──────── Given records

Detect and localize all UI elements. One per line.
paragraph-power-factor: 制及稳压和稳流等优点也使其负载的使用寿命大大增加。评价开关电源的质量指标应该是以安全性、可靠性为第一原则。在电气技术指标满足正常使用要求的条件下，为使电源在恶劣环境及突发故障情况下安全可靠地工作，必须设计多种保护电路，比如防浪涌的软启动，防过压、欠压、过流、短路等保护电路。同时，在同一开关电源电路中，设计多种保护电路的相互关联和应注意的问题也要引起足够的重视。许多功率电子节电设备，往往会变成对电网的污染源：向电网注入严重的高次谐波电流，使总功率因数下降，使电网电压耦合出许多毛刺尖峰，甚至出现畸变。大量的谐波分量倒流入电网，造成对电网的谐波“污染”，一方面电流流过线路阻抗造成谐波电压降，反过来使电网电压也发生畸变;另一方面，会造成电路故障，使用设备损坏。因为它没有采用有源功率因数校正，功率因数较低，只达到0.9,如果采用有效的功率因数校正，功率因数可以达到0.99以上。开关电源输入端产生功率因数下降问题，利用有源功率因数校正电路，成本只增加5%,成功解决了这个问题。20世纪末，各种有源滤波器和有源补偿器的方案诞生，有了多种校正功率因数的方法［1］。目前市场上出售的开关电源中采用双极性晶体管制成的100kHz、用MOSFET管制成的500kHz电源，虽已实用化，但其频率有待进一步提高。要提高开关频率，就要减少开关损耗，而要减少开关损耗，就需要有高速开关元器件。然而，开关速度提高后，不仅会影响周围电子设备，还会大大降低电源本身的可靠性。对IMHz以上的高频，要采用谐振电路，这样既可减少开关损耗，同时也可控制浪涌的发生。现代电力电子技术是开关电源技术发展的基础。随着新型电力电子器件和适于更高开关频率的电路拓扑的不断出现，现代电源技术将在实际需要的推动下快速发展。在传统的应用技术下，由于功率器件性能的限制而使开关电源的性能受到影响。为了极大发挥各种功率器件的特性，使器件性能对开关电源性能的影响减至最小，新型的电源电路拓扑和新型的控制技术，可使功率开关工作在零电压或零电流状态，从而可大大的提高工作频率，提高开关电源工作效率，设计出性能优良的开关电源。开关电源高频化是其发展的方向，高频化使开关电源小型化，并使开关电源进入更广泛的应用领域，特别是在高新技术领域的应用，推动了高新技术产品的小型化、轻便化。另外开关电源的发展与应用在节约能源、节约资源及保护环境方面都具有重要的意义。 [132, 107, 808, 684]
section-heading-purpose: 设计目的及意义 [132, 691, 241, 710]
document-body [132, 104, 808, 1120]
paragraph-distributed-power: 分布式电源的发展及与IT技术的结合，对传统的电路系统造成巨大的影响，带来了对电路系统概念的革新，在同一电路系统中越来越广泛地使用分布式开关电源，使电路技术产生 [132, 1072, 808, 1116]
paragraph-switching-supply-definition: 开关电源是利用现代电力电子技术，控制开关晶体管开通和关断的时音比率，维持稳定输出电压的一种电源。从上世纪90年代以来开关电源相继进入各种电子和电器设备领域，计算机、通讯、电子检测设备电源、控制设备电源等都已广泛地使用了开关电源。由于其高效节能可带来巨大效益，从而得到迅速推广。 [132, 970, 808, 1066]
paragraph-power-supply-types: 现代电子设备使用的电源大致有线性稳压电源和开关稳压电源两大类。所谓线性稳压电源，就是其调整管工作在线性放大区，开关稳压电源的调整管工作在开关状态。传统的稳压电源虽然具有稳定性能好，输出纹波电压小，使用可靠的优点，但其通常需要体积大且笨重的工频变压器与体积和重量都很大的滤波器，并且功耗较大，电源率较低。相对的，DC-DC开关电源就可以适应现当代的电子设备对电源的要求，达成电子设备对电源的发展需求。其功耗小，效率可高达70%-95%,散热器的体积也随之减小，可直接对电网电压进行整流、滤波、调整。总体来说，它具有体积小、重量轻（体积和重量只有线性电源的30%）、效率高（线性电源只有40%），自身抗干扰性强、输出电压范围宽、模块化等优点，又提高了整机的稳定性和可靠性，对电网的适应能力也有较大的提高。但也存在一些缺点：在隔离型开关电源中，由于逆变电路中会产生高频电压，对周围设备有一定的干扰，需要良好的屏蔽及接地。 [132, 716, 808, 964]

────────────────

Lay out the data above as a JSON list of strings, one string per line and in the same order, leaving out any blank lines.

Result of the task:
[
  "Detect and localize all UI elements. One per line.",
  "paragraph-power-factor: 制及稳压和稳流等优点也使其负载的使用寿命大大增加。评价开关电源的质量指标应该是以安全性、可靠性为第一原则。在电气技术指标满足正常使用要求的条件下，为使电源在恶劣环境及突发故障情况下安全可靠地工作，必须设计多种保护电路，比如防浪涌的软启动，防过压、欠压、过流、短路等保护电路。同时，在同一开关电源电路中，设计多种保护电路的相互关联和应注意的问题也要引起足够的重视。许多功率电子节电设备，往往会变成对电网的污染源：向电网注入严重的高次谐波电流，使总功率因数下降，使电网电压耦合出许多毛刺尖峰，甚至出现畸变。大量的谐波分量倒流入电网，造成对电网的谐波“污染”，一方面电流流过线路阻抗造成谐波电压降，反过来使电网电压也发生畸变;另一方面，会造成电路故障，使用设备损坏。因为它没有采用有源功率因数校正，功率因数较低，只达到0.9,如果采用有效的功率因数校正，功率因数可以达到0.99以上。开关电源输入端产生功率因数下降问题，利用有源功率因数校正电路，成本只增加5%,成功解决了这个问题。20世纪末，各种有源滤波器和有源补偿器的方案诞生，有了多种校正功率因数的方法［1］。目前市场上出售的开关电源中采用双极性晶体管制成的100kHz、用MOSFET管制成的500kHz电源，虽已实用化，但其频率有待进一步提高。要提高开关频率，就要减少开关损耗，而要减少开关损耗，就需要有高速开关元器件。然而，开关速度提高后，不仅会影响周围电子设备，还会大大降低电源本身的可靠性。对IMHz以上的高频，要采用谐振电路，这样既可减少开关损耗，同时也可控制浪涌的发生。现代电力电子技术是开关电源技术发展的基础。随着新型电力电子器件和适于更高开关频率的电路拓扑的不断出现，现代电源技术将在实际需要的推动下快速发展。在传统的应用技术下，由于功率器件性能的限制而使开关电源的性能受到影响。为了极大发挥各种功率器件的特性，使器件性能对开关电源性能的影响减至最小，新型的电源电路拓扑和新型的控制技术，可使功率开关工作在零电压或零电流状态，从而可大大的提高工作频率，提高开关电源工作效率，设计出性能优良的开关电源。开关电源高频化是其发展的方向，高频化使开关电源小型化，并使开关电源进入更广泛的应用领域，特别是在高新技术领域的应用，推动了高新技术产品的小型化、轻便化。另外开关电源的发展与应用在节约能源、节约资源及保护环境方面都具有重要的意义。 [132, 107, 808, 684]",
  "section-heading-purpose: 设计目的及意义 [132, 691, 241, 710]",
  "document-body [132, 104, 808, 1120]",
  "paragraph-distributed-power: 分布式电源的发展及与IT技术的结合，对传统的电路系统造成巨大的影响，带来了对电路系统概念的革新，在同一电路系统中越来越广泛地使用分布式开关电源，使电路技术产生 [132, 1072, 808, 1116]",
  "paragraph-switching-supply-definition: 开关电源是利用现代电力电子技术，控制开关晶体管开通和关断的时音比率，维持稳定输出电压的一种电源。从上世纪90年代以来开关电源相继进入各种电子和电器设备领域，计算机、通讯、电子检测设备电源、控制设备电源等都已广泛地使用了开关电源。由于其高效节能可带来巨大效益，从而得到迅速推广。 [132, 970, 808, 1066]",
  "paragraph-power-supply-types: 现代电子设备使用的电源大致有线性稳压电源和开关稳压电源两大类。所谓线性稳压电源，就是其调整管工作在线性放大区，开关稳压电源的调整管工作在开关状态。传统的稳压电源虽然具有稳定性能好，输出纹波电压小，使用可靠的优点，但其通常需要体积大且笨重的工频变压器与体积和重量都很大的滤波器，并且功耗较大，电源率较低。相对的，DC-DC开关电源就可以适应现当代的电子设备对电源的要求，达成电子设备对电源的发展需求。其功耗小，效率可高达70%-95%,散热器的体积也随之减小，可直接对电网电压进行整流、滤波、调整。总体来说，它具有体积小、重量轻（体积和重量只有线性电源的30%）、效率高（线性电源只有40%），自身抗干扰性强、输出电压范围宽、模块化等优点，又提高了整机的稳定性和可靠性，对电网的适应能力也有较大的提高。但也存在一些缺点：在隔离型开关电源中，由于逆变电路中会产生高频电压，对周围设备有一定的干扰，需要良好的屏蔽及接地。 [132, 716, 808, 964]"
]